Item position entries
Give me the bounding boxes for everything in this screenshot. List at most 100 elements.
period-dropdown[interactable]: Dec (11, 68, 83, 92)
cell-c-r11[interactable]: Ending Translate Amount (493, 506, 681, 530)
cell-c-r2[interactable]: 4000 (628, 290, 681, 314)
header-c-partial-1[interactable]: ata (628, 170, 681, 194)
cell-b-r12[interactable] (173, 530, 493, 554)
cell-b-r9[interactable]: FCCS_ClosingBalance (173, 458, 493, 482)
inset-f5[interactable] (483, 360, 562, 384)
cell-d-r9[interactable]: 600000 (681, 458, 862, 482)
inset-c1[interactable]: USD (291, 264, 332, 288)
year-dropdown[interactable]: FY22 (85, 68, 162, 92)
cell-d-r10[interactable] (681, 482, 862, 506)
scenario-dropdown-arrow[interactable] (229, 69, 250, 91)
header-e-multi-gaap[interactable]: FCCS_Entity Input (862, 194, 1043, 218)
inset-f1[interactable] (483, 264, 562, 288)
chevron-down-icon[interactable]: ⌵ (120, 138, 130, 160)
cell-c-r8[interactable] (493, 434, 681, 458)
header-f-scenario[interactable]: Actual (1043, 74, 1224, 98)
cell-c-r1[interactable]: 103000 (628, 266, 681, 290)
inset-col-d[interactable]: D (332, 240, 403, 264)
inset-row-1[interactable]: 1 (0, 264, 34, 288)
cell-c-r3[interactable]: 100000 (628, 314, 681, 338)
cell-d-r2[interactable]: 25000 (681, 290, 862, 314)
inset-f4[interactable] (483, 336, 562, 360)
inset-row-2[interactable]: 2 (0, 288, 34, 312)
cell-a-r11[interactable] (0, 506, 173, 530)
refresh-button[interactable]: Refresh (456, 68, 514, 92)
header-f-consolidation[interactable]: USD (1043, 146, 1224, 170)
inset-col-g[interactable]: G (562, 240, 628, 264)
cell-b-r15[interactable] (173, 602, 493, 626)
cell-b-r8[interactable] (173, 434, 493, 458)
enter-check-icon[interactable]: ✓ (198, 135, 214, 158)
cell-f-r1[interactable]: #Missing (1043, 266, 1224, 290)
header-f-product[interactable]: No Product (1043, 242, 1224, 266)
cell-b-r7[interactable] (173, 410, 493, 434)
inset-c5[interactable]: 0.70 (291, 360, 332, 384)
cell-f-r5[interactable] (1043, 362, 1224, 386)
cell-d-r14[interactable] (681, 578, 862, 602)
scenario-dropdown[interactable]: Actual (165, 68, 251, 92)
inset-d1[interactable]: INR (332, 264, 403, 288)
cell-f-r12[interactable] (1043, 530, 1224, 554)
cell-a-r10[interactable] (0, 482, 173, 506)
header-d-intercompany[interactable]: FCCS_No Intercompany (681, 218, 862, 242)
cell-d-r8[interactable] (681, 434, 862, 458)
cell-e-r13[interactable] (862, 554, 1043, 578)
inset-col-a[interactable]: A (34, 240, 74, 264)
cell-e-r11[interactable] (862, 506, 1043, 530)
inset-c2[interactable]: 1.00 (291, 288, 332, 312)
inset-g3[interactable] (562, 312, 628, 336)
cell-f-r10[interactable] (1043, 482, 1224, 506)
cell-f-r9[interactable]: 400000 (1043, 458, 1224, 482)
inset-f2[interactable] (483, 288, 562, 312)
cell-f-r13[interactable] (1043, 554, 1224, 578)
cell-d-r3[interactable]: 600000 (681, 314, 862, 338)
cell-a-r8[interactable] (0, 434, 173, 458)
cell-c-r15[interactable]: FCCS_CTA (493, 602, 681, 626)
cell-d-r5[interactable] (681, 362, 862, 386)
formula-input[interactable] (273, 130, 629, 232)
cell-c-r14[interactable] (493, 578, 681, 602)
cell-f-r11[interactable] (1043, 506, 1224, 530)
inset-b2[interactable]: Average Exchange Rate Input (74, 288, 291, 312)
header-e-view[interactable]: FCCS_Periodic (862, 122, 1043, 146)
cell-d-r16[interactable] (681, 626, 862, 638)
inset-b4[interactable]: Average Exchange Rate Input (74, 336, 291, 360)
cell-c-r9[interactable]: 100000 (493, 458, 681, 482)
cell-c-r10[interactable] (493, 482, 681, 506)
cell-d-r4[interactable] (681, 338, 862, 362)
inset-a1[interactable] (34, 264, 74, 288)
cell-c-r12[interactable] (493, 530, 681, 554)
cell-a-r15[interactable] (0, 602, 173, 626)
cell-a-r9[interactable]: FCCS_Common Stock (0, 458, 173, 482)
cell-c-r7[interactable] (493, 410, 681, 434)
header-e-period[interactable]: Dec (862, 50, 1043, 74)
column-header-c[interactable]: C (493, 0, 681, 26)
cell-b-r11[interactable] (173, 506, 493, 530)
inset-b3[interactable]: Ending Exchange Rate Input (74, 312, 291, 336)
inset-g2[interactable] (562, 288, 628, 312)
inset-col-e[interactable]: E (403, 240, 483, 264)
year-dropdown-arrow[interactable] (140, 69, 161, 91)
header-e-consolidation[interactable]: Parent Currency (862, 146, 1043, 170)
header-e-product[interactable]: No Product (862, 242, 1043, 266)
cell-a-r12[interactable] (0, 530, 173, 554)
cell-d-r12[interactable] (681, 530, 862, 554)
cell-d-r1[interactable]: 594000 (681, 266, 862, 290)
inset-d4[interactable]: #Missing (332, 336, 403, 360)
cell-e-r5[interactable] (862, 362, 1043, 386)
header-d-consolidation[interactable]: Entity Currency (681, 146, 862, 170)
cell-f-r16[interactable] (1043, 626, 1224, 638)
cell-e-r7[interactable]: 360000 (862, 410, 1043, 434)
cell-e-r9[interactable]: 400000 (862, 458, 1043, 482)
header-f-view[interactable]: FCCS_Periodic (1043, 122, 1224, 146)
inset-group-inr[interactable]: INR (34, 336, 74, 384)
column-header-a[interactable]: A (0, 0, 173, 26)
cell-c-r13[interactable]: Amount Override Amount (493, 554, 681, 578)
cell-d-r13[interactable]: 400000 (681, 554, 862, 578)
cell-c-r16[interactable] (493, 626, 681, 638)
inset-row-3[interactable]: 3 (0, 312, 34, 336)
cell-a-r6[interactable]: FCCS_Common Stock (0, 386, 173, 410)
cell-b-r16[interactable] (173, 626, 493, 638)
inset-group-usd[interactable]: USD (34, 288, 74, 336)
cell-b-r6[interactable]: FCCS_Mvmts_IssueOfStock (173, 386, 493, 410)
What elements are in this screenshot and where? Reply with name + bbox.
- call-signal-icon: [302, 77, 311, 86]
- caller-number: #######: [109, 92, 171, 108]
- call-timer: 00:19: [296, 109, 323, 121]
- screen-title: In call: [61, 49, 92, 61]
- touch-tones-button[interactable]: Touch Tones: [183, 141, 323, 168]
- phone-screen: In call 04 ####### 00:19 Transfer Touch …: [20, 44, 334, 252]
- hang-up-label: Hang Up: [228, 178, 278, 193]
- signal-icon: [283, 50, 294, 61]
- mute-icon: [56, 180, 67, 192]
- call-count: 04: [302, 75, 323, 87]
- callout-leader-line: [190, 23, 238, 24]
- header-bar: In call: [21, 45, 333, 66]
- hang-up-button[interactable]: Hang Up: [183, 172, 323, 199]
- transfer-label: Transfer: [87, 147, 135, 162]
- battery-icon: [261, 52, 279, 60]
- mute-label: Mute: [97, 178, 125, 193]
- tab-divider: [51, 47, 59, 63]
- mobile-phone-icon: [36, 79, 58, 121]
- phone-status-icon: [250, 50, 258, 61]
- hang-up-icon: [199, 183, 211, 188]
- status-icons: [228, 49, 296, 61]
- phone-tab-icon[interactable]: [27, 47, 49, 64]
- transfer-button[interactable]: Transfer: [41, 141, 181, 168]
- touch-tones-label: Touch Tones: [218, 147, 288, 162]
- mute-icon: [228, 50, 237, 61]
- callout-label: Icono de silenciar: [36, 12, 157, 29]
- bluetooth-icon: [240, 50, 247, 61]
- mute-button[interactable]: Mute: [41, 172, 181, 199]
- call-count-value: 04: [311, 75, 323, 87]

◆ **Written request**
Copy the rows from the very first one through the row that contains "inset-c1[interactable]: USD (291, 264, 332, 288)", including both, without changing anything.

◆ **Reply to the exercise**
Give me the bounding boxes for everything in this screenshot. List at most 100 elements.
period-dropdown[interactable]: Dec (11, 68, 83, 92)
cell-c-r11[interactable]: Ending Translate Amount (493, 506, 681, 530)
cell-c-r2[interactable]: 4000 (628, 290, 681, 314)
header-c-partial-1[interactable]: ata (628, 170, 681, 194)
cell-b-r12[interactable] (173, 530, 493, 554)
cell-b-r9[interactable]: FCCS_ClosingBalance (173, 458, 493, 482)
inset-f5[interactable] (483, 360, 562, 384)
cell-d-r9[interactable]: 600000 (681, 458, 862, 482)
inset-c1[interactable]: USD (291, 264, 332, 288)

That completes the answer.